Saved entries -

***

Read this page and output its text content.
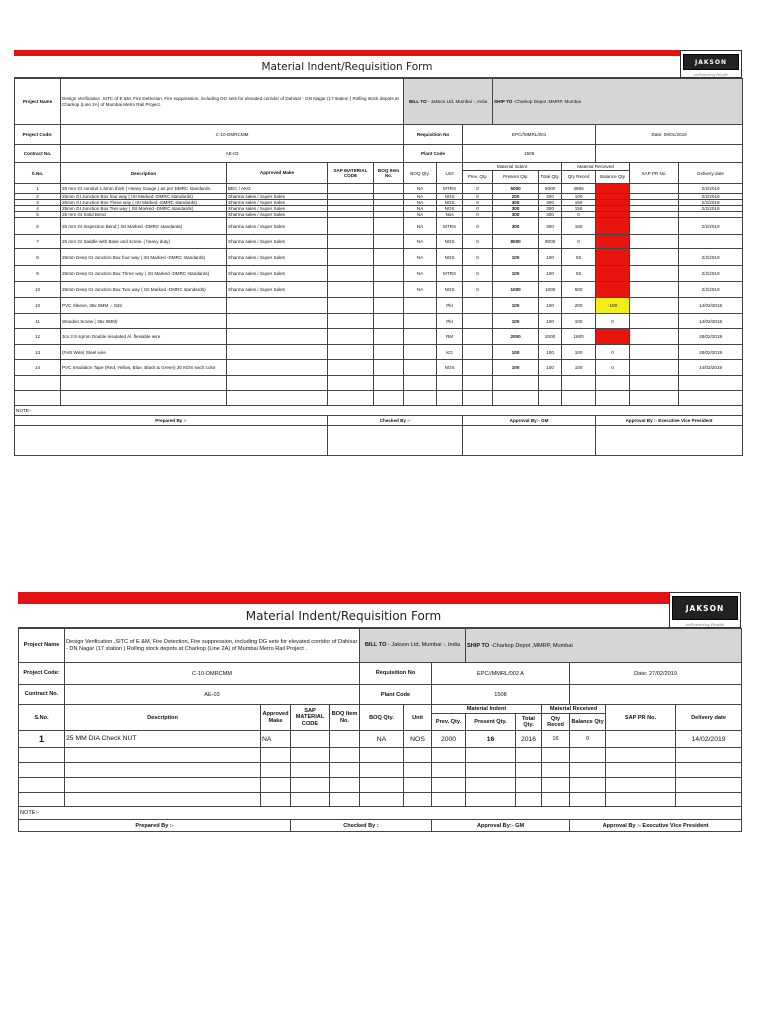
Material Indent/Requisition Form	JAKSON
enPowering People
Project Name	Design Verification ,SITC of E &M, Fire Detection, Fire suppression, including DG sets for elevated corridor of Dahisar - DN Nagar (17 station ) Rolling stock depots at Charkop (Line 2A) of Mumbai Metro Rail Project.				BILL TO - Jakson Ltd, Mumbai -, India			SHIP TO -Charkop Depot ,MMRP, Mumbai					
Project Code:	C-10-DMRCMM				Requisition No		EPC//MMRL/001				Date: 09/01/2019		
Contract No.	AE-03				Plant Code		1508						
S.No.	Description	Approved Make	SAP MATERIAL CODE	BOQ Item No.	BOQ Qty.	Unit	Material Indent			Material Received		SAP PR No.	Delivery date
							Prev. Qty.	Present Qty.	Total Qty.	Qty Reced	Balance Qty		
1	25 mm GI conduit 1.6mm thick ( Heavy Gauge ) as per DMRC standards.	BEC / AKG			NA	MTRS	0	5000	5000	4866	0		2/2/2019
2	25mm GI Junction Box four way ( ISI Marked -DMRC standards)	Sharma sales / Super Sales			NA	NOS	0	200	200	100	100		2/2/2019
3	25mm GI Junction Box Three way ( ISI Marked -DMRC standards)	Sharma sales / Super Sales			NA	NOS	0	300	300	150	150		2/2/2019
4	25mm GI Junction Box Two way ( ISI Marked -DMRC standards)	Sharma sales / Super Sales			NA	NOS	0	300	300	150	150		2/2/2019
5	25 mm GI Solid Bend	Sharma sales / Super Sales			NA	Nos	0	300	300	0	300		
6	25 mm GI Inspection Bend ( ISI Marked -DMRC standards)	Sharma sales / Super Sales			NA	MTRS	0	300	300	150	150		2/2/2019
7	25 mm GI Saddle with Base and screw. ( heavy duty)	Sharma sales / Super Sales			NA	NOS	0	8000	8000	0	8000		
8	25mm Deep GI Junction Box four way ( ISI Marked -DMRC standards)	Sharma sales / Super Sales			NA	NOS	0	100	100	50	50		2/2/2019
9	25mm Deep GI Junction Box Three way ( ISI Marked -DMRC standards)	Sharma sales / Super Sales			NA	MTRS	0	100	100	50	50		2/2/2019
10	25mm Deep GI Junction Box Two way ( ISI Marked -DMRC standards)	Sharma sales / Super Sales			NA	NOS	0	1000	1000	500	500		2/2/2019
10	PVC Sleeve, 35x 8MM ,- Gitti					Pkt		100	100	200	-100		14/02/2019
11	Wooden Screw ( 35x 8MM)					Pkt		100	100	100	0		14/02/2019
12	3cx 2.5 sqmm Double insulated Al. flexiable wire					RM		2000	2000	1800	200		28/02/2019
13	(Fish Wire) Steel wire					KG		100	100	100	0		28/02/2019
14	PVC Insulation Tape (Red, Yellow, Blue, Black & Green) 20 NOS each color					NOS		100	100	100	0		14/02/2019

NOTE:-													
Prepared By :-			Checked By :-				Approval By:- GM				Approval By :- Executive Vice President		

Material Indent/Requisition Form
JAKSON
enPowering People
Project Name	Design Verification ,SITC of E &M, Fire Detection, Fire suppression, including DG sets for elevated corridor of Dahisar - DN Nagar (17 station ) Rolling stock depots at Charkop (Line 2A) of Mumbai Metro Rail Project .				BILL TO - Jakson Ltd, Mumbai -, India			SHIP TO -Charkop Depot ,MMRP, Mumbai					
Project Code:	C-10-DMRCMM				Requisition No		EPC//MMRL/002 A				Date: 27/02/2019		
Contract No.	AE-03				Plant Code		1508						
S.No.	Description	Approved Make	SAP MATERIAL CODE	BOQ Item No.	BOQ Qty.	Unit	Material Indent			Material Received		SAP PR No.	Delivery date
							Prev. Qty.	Present Qty.	Total Qty.	Qty Reced	Balance Qty		
1	25 MM DIA Check NUT	NA			NA	NOS	2000	16	2016	16	0		14/02/2019

NOTE:-													
Prepared By :-			Checked By :				Approval By:- GM				Approval By :- Executive Vice President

***

WHAT YOU HAVE TO DO - Which lines contain the word "Three"? Copy each one.

OUTPUT -
3	25mm GI Junction Box Three way ( ISI Marked -DMRC standards)	Sharma sales / Super Sales			NA	NOS	0	300	300	150	150		2/2/2019
9	25mm Deep GI Junction Box Three way ( ISI Marked -DMRC standards)	Sharma sales / Super Sales			NA	MTRS	0	100	100	50	50		2/2/2019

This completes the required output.